Objective => Go through the lines below and copy each one that holds the string "Output".

Dataset items:
>>>>>

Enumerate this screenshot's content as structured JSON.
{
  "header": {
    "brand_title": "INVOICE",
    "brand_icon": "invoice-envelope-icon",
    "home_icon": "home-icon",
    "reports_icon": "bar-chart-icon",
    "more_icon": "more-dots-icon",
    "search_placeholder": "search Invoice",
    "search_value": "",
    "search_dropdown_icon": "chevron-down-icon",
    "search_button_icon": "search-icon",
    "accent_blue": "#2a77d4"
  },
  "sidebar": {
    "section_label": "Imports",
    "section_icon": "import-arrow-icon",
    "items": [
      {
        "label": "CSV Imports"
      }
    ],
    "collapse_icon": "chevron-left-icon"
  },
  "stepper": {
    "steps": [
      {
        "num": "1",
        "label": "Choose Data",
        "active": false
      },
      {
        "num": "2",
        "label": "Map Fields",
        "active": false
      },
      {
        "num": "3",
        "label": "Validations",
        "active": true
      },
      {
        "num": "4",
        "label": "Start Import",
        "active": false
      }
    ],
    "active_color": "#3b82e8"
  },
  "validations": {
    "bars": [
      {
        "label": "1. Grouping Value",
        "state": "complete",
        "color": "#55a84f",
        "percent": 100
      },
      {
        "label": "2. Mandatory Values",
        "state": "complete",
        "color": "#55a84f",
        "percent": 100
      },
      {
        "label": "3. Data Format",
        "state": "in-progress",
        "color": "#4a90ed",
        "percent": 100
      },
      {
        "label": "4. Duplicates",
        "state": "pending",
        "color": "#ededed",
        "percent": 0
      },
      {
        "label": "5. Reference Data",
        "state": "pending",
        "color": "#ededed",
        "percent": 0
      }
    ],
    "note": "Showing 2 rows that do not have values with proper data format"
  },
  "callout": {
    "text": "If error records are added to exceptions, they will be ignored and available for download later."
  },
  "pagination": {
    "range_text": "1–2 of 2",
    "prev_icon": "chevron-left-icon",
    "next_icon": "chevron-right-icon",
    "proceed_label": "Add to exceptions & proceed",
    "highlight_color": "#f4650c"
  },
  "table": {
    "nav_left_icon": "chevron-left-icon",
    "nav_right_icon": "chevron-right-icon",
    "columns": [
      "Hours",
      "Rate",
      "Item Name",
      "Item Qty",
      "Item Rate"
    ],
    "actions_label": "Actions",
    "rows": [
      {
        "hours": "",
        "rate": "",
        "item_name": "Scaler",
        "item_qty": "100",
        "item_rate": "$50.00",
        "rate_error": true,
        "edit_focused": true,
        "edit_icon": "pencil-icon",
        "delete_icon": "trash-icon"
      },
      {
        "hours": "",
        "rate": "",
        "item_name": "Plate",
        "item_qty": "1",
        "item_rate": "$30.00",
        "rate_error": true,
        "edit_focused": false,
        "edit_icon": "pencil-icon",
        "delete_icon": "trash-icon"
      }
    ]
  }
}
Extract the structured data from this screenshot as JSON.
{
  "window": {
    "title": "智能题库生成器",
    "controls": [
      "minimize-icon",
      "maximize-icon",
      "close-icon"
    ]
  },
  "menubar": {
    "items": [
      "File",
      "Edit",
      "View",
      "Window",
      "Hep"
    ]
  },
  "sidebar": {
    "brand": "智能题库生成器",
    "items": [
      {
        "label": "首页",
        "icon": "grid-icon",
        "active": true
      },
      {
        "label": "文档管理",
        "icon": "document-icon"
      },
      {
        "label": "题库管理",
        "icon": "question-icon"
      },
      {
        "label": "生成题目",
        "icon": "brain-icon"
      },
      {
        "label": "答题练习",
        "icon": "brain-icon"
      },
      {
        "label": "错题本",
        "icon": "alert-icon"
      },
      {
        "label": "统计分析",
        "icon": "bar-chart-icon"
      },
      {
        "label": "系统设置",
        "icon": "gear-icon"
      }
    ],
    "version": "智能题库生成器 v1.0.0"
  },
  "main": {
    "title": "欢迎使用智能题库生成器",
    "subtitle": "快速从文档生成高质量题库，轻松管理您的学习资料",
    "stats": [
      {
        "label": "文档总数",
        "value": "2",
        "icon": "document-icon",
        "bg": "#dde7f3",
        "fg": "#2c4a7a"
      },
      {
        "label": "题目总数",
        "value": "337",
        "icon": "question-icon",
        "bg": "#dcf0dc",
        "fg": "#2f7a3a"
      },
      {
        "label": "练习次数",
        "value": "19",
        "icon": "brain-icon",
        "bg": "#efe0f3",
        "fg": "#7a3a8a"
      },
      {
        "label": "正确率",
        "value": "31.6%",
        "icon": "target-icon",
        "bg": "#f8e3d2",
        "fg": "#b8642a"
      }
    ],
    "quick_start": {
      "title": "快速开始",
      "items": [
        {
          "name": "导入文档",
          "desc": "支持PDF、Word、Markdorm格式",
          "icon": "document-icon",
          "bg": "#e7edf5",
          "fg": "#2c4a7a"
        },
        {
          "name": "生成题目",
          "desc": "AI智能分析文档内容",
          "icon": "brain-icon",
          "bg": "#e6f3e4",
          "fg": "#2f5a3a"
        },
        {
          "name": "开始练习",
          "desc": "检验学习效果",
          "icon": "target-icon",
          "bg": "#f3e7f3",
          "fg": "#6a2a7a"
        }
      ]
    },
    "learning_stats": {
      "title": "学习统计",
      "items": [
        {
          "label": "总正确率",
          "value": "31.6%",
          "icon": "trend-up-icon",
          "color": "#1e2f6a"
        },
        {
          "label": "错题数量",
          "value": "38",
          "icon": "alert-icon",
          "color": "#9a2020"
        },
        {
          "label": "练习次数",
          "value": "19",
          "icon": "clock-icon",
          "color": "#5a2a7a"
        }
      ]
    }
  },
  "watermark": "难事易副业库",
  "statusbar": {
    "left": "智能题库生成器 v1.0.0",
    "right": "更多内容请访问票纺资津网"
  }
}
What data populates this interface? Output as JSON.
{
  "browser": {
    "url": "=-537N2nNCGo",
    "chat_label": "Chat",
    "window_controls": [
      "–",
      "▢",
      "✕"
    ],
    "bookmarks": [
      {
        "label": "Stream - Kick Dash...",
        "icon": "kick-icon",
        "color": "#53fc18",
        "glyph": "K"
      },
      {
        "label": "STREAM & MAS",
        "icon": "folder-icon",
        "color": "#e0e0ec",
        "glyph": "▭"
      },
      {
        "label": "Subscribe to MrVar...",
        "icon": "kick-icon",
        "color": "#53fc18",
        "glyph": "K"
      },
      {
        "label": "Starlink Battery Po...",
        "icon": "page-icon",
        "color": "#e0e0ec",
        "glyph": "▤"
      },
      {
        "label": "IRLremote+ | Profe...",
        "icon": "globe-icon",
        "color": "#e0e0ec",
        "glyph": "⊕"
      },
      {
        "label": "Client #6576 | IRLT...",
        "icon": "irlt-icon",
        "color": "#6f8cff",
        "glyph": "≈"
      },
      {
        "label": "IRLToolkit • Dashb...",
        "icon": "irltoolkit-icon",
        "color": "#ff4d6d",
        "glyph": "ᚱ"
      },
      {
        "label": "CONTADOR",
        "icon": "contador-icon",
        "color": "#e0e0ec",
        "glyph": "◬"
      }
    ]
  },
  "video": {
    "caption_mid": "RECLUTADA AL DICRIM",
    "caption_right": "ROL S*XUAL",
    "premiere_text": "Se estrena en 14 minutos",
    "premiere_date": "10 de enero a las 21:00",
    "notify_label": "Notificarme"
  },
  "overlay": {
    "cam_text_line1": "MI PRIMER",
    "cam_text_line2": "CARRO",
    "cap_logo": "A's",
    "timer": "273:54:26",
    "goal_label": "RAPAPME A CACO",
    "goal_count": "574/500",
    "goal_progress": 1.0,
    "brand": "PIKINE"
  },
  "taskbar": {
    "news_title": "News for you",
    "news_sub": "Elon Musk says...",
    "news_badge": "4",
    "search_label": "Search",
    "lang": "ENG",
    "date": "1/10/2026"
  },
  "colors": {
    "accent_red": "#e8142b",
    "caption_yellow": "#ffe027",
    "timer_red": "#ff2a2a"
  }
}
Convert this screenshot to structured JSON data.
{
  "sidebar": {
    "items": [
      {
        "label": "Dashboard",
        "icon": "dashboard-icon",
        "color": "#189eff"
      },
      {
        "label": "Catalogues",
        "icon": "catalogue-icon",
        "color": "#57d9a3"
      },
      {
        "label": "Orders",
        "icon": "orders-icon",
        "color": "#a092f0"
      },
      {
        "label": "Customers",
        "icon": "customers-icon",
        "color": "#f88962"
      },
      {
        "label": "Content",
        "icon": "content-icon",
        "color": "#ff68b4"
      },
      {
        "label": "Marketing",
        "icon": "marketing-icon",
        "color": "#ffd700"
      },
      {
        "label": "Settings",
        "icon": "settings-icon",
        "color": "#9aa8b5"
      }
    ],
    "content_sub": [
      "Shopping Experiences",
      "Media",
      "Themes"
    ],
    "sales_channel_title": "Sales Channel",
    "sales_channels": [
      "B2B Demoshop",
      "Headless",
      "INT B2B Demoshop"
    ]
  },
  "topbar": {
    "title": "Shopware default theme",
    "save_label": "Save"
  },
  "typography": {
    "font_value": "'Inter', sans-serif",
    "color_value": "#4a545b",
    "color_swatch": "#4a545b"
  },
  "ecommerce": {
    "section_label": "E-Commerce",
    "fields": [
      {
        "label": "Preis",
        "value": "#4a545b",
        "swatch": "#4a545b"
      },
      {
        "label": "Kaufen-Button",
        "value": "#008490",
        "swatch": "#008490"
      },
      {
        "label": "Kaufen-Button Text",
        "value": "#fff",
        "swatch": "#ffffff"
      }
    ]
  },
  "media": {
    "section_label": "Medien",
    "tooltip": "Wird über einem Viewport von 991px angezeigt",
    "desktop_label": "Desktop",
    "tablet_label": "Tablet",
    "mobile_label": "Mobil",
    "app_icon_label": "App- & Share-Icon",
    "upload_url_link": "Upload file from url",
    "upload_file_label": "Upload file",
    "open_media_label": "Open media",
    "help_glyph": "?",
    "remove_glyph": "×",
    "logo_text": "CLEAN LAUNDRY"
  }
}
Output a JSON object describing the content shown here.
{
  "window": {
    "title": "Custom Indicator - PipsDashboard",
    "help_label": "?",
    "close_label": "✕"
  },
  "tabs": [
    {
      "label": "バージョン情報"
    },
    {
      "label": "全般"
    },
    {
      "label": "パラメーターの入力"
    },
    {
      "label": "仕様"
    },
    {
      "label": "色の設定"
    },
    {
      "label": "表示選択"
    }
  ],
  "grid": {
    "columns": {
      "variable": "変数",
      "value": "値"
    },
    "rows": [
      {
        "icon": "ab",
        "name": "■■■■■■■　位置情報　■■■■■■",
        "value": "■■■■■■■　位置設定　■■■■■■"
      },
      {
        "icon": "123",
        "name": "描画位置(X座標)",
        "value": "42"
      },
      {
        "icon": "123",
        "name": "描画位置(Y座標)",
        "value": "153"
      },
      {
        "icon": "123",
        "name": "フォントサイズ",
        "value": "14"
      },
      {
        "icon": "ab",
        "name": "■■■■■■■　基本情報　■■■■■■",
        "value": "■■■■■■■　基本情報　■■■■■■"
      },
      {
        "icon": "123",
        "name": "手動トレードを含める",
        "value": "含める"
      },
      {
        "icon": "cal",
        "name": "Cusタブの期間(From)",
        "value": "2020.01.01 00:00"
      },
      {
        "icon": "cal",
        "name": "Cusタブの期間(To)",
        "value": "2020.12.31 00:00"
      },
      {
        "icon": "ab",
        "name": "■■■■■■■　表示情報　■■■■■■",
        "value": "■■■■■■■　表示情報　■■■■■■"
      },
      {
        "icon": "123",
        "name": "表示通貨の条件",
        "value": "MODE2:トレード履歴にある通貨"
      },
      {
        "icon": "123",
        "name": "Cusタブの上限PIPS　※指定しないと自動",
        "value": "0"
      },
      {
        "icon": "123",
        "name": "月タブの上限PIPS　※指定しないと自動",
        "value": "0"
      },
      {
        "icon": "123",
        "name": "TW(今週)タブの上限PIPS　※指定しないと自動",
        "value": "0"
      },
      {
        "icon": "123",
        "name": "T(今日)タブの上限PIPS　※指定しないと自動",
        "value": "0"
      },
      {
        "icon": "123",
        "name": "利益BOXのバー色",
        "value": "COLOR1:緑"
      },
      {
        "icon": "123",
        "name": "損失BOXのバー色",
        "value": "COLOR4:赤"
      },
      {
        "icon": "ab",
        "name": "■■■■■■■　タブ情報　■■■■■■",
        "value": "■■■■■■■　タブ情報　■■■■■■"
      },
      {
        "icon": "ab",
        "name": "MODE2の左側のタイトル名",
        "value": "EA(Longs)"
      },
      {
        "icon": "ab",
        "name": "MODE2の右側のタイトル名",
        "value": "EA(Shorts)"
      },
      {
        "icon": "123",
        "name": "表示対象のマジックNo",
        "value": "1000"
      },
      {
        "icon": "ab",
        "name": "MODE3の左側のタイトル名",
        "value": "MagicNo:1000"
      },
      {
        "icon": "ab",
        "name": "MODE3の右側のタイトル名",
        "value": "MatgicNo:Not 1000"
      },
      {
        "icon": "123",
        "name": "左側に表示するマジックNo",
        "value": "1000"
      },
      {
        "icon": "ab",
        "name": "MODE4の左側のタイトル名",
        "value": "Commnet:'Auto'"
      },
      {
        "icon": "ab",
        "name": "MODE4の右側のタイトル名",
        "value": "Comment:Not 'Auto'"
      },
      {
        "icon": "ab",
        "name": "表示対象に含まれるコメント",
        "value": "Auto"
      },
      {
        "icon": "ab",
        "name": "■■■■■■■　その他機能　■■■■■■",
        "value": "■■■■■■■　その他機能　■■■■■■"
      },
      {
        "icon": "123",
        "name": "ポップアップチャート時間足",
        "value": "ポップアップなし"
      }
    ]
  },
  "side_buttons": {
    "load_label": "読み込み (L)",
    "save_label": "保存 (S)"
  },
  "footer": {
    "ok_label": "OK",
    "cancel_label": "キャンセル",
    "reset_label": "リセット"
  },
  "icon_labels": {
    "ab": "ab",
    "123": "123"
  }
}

<<<<<

Result of this task =>
What data populates this interface? Output as JSON.
Output a JSON object describing the content shown here.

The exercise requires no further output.